DIRECTIVE → Go through the listing below and gather every line with the word "title".

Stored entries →
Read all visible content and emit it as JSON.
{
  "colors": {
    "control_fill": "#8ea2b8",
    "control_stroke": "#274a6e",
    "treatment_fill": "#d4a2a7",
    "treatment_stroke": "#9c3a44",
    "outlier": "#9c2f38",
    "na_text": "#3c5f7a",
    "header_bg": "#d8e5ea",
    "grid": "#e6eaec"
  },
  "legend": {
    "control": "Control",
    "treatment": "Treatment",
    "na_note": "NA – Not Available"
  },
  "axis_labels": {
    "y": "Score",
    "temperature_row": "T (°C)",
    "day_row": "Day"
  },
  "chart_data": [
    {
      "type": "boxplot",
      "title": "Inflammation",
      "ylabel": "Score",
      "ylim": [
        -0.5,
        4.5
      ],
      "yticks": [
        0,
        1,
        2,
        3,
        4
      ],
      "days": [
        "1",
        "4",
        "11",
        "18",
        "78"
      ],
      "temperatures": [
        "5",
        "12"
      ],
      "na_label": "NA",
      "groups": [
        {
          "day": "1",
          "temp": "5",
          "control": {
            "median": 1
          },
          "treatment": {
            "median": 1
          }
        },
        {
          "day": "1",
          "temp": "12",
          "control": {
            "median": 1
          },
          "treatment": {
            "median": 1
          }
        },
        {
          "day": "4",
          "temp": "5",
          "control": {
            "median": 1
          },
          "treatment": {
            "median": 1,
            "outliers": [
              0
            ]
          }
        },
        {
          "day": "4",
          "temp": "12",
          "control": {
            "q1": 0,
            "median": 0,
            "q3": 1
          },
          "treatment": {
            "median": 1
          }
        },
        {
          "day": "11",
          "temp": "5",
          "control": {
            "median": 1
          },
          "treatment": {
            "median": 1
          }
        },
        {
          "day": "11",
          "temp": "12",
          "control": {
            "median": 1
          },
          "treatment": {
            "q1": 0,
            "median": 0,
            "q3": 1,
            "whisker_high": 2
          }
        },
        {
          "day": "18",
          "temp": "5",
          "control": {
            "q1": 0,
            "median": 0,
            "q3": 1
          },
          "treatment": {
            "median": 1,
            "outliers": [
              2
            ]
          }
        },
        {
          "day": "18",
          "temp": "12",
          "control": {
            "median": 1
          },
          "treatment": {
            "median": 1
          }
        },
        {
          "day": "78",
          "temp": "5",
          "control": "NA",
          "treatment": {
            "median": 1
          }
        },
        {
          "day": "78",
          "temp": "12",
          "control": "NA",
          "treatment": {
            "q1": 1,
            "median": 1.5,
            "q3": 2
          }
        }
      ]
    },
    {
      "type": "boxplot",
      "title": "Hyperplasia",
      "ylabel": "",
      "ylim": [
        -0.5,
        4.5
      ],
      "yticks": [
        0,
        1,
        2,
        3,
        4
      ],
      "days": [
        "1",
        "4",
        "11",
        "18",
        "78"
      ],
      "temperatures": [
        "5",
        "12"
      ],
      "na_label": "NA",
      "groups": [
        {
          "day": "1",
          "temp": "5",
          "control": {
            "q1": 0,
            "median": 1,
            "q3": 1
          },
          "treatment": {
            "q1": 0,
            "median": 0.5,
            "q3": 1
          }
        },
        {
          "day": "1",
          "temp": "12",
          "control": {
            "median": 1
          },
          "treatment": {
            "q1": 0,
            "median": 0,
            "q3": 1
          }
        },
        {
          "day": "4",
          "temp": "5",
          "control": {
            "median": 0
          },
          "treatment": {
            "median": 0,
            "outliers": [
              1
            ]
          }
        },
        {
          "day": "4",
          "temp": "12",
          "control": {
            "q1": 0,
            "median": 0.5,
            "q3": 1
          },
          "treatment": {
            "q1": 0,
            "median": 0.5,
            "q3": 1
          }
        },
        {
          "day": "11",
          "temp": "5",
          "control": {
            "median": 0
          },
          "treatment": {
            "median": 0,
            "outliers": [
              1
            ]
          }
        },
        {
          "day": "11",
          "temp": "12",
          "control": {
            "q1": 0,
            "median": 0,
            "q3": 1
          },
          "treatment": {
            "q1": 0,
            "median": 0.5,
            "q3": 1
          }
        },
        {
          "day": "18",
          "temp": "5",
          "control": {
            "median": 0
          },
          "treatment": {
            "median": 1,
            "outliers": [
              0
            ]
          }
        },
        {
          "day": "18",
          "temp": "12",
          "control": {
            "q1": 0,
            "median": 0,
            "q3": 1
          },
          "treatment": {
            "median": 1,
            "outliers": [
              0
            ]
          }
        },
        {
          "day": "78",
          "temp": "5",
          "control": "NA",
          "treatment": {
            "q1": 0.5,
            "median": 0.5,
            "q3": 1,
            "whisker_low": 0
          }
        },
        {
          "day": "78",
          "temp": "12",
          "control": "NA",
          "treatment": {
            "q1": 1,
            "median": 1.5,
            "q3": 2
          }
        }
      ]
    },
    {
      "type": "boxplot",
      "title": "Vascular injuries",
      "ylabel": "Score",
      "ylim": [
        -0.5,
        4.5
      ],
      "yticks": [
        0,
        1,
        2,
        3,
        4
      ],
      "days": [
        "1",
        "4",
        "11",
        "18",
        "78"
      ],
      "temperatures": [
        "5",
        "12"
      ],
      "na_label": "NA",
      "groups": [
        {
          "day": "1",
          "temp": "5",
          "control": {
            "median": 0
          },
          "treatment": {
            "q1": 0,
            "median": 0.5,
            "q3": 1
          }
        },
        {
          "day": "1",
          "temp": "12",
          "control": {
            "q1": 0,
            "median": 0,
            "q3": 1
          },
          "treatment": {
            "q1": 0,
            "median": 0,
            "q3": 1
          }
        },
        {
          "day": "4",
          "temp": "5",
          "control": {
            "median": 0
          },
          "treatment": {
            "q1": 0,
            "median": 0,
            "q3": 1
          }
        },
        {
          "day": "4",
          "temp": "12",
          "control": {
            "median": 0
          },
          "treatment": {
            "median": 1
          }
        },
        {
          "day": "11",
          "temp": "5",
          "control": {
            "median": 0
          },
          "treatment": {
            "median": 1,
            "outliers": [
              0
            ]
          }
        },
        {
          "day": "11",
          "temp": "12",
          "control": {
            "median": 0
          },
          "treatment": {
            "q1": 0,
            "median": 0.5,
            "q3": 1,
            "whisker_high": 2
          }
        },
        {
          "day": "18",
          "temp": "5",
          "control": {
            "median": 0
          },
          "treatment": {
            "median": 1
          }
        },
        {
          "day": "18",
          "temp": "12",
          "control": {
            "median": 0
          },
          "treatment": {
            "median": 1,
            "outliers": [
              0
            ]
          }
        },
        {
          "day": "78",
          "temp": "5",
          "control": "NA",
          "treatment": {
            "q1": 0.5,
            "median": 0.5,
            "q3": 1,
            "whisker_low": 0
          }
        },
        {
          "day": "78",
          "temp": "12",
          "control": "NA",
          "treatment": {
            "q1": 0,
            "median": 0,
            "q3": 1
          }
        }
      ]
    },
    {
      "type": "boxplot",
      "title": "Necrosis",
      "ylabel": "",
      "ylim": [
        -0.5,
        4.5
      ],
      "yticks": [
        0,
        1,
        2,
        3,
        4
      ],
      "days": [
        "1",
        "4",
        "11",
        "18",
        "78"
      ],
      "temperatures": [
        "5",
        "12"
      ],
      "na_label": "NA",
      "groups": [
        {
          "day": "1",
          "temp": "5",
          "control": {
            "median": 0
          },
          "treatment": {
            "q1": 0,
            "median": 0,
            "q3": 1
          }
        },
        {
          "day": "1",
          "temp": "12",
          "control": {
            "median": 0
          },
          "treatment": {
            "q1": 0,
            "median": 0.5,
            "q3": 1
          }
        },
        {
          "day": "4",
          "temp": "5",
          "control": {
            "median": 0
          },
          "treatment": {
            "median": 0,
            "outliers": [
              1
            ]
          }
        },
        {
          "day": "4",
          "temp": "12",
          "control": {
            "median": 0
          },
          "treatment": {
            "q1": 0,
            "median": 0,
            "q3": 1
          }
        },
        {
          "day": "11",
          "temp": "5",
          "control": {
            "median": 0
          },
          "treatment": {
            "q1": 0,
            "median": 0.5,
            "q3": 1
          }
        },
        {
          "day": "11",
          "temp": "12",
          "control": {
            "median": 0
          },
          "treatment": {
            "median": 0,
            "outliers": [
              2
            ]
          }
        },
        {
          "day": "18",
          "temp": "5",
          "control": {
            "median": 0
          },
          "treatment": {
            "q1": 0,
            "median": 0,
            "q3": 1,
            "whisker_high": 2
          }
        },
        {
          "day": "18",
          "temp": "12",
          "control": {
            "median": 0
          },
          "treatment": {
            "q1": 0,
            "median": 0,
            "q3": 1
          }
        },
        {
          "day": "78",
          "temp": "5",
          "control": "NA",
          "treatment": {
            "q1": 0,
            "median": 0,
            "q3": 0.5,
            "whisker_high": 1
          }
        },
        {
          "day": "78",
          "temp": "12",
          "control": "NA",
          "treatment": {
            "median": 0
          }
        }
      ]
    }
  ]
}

FINISHED ANSWER →
      "title": "Inflammation",
      "title": "Hyperplasia",
      "title": "Vascular injuries",
      "title": "Necrosis",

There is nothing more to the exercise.